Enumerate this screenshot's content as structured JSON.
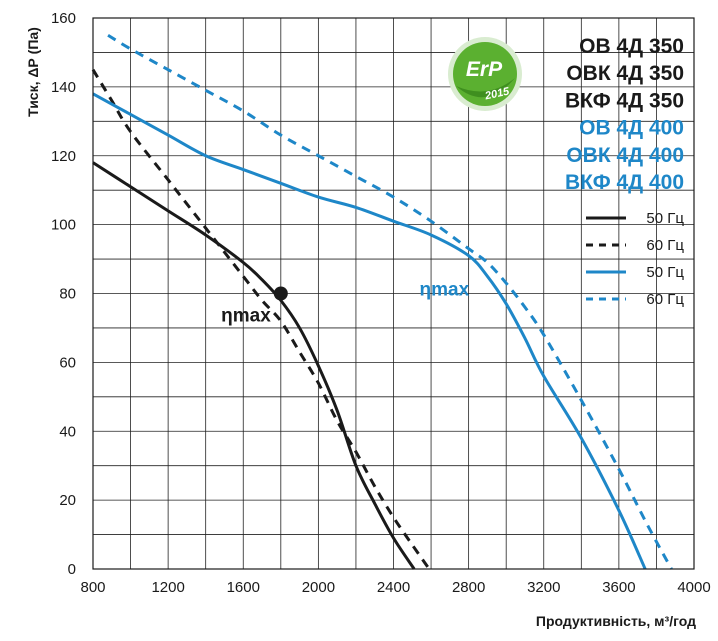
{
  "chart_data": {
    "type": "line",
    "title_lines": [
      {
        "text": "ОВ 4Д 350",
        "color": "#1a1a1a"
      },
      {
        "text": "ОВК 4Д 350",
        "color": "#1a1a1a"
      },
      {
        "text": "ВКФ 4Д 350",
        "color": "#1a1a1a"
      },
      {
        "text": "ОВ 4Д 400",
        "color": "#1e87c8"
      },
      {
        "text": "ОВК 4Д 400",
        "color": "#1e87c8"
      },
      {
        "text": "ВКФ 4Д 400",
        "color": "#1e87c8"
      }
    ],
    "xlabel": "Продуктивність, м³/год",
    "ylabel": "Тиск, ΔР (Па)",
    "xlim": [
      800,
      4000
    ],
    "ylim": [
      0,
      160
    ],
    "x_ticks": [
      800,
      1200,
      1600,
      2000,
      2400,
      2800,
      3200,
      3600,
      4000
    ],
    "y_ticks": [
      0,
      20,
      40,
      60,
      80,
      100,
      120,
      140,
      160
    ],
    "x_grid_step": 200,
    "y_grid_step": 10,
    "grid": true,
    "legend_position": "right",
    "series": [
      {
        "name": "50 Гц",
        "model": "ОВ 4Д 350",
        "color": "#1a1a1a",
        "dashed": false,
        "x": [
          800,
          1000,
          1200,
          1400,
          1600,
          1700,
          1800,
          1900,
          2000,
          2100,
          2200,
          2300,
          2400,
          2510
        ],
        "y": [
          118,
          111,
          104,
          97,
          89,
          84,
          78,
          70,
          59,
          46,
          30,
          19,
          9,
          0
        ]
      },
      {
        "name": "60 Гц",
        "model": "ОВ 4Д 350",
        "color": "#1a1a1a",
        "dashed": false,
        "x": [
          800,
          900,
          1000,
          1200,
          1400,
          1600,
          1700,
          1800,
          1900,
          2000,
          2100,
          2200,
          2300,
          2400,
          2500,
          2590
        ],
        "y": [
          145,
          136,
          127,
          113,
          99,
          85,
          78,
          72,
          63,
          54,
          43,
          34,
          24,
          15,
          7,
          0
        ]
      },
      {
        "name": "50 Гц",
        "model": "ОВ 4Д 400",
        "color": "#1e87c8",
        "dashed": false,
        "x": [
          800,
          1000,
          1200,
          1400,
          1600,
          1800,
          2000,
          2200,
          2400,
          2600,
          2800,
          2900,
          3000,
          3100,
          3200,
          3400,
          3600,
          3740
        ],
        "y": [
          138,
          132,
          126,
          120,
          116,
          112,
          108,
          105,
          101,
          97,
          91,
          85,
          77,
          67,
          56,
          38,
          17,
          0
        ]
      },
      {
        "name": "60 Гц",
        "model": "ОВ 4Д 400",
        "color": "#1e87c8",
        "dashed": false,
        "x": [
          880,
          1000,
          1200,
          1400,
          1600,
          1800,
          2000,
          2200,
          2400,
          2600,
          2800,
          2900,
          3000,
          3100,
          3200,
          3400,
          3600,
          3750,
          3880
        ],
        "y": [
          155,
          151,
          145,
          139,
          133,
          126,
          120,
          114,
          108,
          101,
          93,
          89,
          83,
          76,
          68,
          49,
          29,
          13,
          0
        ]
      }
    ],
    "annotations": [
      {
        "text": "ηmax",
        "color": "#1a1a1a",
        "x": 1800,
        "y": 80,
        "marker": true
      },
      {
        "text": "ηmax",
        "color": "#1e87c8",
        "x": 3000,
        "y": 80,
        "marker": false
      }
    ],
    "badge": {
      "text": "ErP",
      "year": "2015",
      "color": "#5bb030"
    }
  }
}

◆ Required work ◆
Pull out each line holding the string "text".

◆ Answer for the task ◆
        "text": "ОВ 4Д 350",
        "text": "ОВК 4Д 350",
        "text": "ВКФ 4Д 350",
        "text": "ОВ 4Д 400",
        "text": "ОВК 4Д 400",
        "text": "ВКФ 4Д 400",
        "text": "ηmax",
        "text": "ηmax",
      "text": "ErP",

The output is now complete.